* _What is being asked_
Write out the entries again exactly as they are given.

Lines of data:
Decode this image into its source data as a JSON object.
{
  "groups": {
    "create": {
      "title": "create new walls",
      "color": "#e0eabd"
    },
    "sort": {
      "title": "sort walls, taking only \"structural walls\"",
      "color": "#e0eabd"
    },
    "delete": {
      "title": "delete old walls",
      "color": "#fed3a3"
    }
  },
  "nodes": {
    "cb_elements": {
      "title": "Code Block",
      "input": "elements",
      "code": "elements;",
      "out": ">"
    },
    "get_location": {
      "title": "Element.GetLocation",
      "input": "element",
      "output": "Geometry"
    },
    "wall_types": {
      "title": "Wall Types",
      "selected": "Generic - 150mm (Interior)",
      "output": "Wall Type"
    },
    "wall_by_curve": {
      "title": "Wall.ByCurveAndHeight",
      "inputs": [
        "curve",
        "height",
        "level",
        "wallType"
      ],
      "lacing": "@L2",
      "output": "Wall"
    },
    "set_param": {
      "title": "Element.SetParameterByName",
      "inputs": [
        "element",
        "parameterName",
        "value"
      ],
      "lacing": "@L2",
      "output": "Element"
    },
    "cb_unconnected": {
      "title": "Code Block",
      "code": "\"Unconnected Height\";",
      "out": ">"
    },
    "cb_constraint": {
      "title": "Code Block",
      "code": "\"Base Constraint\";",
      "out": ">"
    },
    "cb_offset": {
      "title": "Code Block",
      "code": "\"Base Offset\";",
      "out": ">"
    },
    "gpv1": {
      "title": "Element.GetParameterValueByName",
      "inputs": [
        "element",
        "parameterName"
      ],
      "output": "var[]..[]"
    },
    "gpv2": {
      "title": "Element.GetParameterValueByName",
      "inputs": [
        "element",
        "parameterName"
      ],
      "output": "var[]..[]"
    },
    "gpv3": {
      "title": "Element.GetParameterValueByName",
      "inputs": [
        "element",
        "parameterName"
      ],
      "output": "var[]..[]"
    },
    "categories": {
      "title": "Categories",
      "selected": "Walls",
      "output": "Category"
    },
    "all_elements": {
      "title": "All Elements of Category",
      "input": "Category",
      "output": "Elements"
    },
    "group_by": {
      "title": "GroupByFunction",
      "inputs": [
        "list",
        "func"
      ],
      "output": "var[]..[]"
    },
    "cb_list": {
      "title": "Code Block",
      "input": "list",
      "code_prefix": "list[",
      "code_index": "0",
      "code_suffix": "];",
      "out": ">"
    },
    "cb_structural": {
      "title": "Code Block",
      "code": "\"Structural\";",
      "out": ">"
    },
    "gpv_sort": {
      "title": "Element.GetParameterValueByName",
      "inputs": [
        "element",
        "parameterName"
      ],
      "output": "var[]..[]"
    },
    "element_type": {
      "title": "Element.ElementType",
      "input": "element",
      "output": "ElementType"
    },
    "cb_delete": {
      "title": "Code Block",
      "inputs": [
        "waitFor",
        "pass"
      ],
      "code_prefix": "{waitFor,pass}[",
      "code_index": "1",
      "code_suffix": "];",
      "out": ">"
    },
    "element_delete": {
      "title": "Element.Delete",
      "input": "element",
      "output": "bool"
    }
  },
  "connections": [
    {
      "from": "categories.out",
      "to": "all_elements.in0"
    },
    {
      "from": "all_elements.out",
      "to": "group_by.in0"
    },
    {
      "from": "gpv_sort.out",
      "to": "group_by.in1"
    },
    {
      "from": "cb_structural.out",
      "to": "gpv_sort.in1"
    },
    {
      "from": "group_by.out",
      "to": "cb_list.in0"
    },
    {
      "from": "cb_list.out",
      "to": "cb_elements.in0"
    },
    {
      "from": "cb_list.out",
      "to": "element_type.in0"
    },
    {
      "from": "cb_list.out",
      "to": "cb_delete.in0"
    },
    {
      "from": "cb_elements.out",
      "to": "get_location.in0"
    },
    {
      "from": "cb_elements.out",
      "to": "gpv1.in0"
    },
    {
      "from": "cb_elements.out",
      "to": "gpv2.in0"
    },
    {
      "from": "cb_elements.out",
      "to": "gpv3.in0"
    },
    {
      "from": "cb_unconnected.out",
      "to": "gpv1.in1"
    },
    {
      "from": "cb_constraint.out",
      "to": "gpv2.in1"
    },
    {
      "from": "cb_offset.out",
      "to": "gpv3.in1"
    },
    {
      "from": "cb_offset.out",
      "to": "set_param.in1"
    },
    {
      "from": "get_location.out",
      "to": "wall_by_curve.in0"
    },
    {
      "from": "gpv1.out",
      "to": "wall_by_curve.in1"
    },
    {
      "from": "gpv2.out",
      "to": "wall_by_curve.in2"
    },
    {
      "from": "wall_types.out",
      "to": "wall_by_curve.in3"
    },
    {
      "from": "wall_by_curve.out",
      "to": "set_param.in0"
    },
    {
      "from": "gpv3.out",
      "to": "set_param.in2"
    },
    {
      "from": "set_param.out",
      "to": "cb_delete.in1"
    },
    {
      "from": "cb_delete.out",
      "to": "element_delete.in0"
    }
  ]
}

* _In response_
Decode this image into its source data as a JSON object.
{
  "groups": {
    "create": {
      "title": "create new walls",
      "color": "#e0eabd"
    },
    "sort": {
      "title": "sort walls, taking only \"structural walls\"",
      "color": "#e0eabd"
    },
    "delete": {
      "title": "delete old walls",
      "color": "#fed3a3"
    }
  },
  "nodes": {
    "cb_elements": {
      "title": "Code Block",
      "input": "elements",
      "code": "elements;",
      "out": ">"
    },
    "get_location": {
      "title": "Element.GetLocation",
      "input": "element",
      "output": "Geometry"
    },
    "wall_types": {
      "title": "Wall Types",
      "selected": "Generic - 150mm (Interior)",
      "output": "Wall Type"
    },
    "wall_by_curve": {
      "title": "Wall.ByCurveAndHeight",
      "inputs": [
        "curve",
        "height",
        "level",
        "wallType"
      ],
      "lacing": "@L2",
      "output": "Wall"
    },
    "set_param": {
      "title": "Element.SetParameterByName",
      "inputs": [
        "element",
        "parameterName",
        "value"
      ],
      "lacing": "@L2",
      "output": "Element"
    },
    "cb_unconnected": {
      "title": "Code Block",
      "code": "\"Unconnected Height\";",
      "out": ">"
    },
    "cb_constraint": {
      "title": "Code Block",
      "code": "\"Base Constraint\";",
      "out": ">"
    },
    "cb_offset": {
      "title": "Code Block",
      "code": "\"Base Offset\";",
      "out": ">"
    },
    "gpv1": {
      "title": "Element.GetParameterValueByName",
      "inputs": [
        "element",
        "parameterName"
      ],
      "output": "var[]..[]"
    },
    "gpv2": {
      "title": "Element.GetParameterValueByName",
      "inputs": [
        "element",
        "parameterName"
      ],
      "output": "var[]..[]"
    },
    "gpv3": {
      "title": "Element.GetParameterValueByName",
      "inputs": [
        "element",
        "parameterName"
      ],
      "output": "var[]..[]"
    },
    "categories": {
      "title": "Categories",
      "selected": "Walls",
      "output": "Category"
    },
    "all_elements": {
      "title": "All Elements of Category",
      "input": "Category",
      "output": "Elements"
    },
    "group_by": {
      "title": "GroupByFunction",
      "inputs": [
        "list",
        "func"
      ],
      "output": "var[]..[]"
    },
    "cb_list": {
      "title": "Code Block",
      "input": "list",
      "code_prefix": "list[",
      "code_index": "0",
      "code_suffix": "];",
      "out": ">"
    },
    "cb_structural": {
      "title": "Code Block",
      "code": "\"Structural\";",
      "out": ">"
    },
    "gpv_sort": {
      "title": "Element.GetParameterValueByName",
      "inputs": [
        "element",
        "parameterName"
      ],
      "output": "var[]..[]"
    },
    "element_type": {
      "title": "Element.ElementType",
      "input": "element",
      "output": "ElementType"
    },
    "cb_delete": {
      "title": "Code Block",
      "inputs": [
        "waitFor",
        "pass"
      ],
      "code_prefix": "{waitFor,pass}[",
      "code_index": "1",
      "code_suffix": "];",
      "out": ">"
    },
    "element_delete": {
      "title": "Element.Delete",
      "input": "element",
      "output": "bool"
    }
  },
  "connections": [
    {
      "from": "categories.out",
      "to": "all_elements.in0"
    },
    {
      "from": "all_elements.out",
      "to": "group_by.in0"
    },
    {
      "from": "gpv_sort.out",
      "to": "group_by.in1"
    },
    {
      "from": "cb_structural.out",
      "to": "gpv_sort.in1"
    },
    {
      "from": "group_by.out",
      "to": "cb_list.in0"
    },
    {
      "from": "cb_list.out",
      "to": "cb_elements.in0"
    },
    {
      "from": "cb_list.out",
      "to": "element_type.in0"
    },
    {
      "from": "cb_list.out",
      "to": "cb_delete.in0"
    },
    {
      "from": "cb_elements.out",
      "to": "get_location.in0"
    },
    {
      "from": "cb_elements.out",
      "to": "gpv1.in0"
    },
    {
      "from": "cb_elements.out",
      "to": "gpv2.in0"
    },
    {
      "from": "cb_elements.out",
      "to": "gpv3.in0"
    },
    {
      "from": "cb_unconnected.out",
      "to": "gpv1.in1"
    },
    {
      "from": "cb_constraint.out",
      "to": "gpv2.in1"
    },
    {
      "from": "cb_offset.out",
      "to": "gpv3.in1"
    },
    {
      "from": "cb_offset.out",
      "to": "set_param.in1"
    },
    {
      "from": "get_location.out",
      "to": "wall_by_curve.in0"
    },
    {
      "from": "gpv1.out",
      "to": "wall_by_curve.in1"
    },
    {
      "from": "gpv2.out",
      "to": "wall_by_curve.in2"
    },
    {
      "from": "wall_types.out",
      "to": "wall_by_curve.in3"
    },
    {
      "from": "wall_by_curve.out",
      "to": "set_param.in0"
    },
    {
      "from": "gpv3.out",
      "to": "set_param.in2"
    },
    {
      "from": "set_param.out",
      "to": "cb_delete.in1"
    },
    {
      "from": "cb_delete.out",
      "to": "element_delete.in0"
    }
  ]
}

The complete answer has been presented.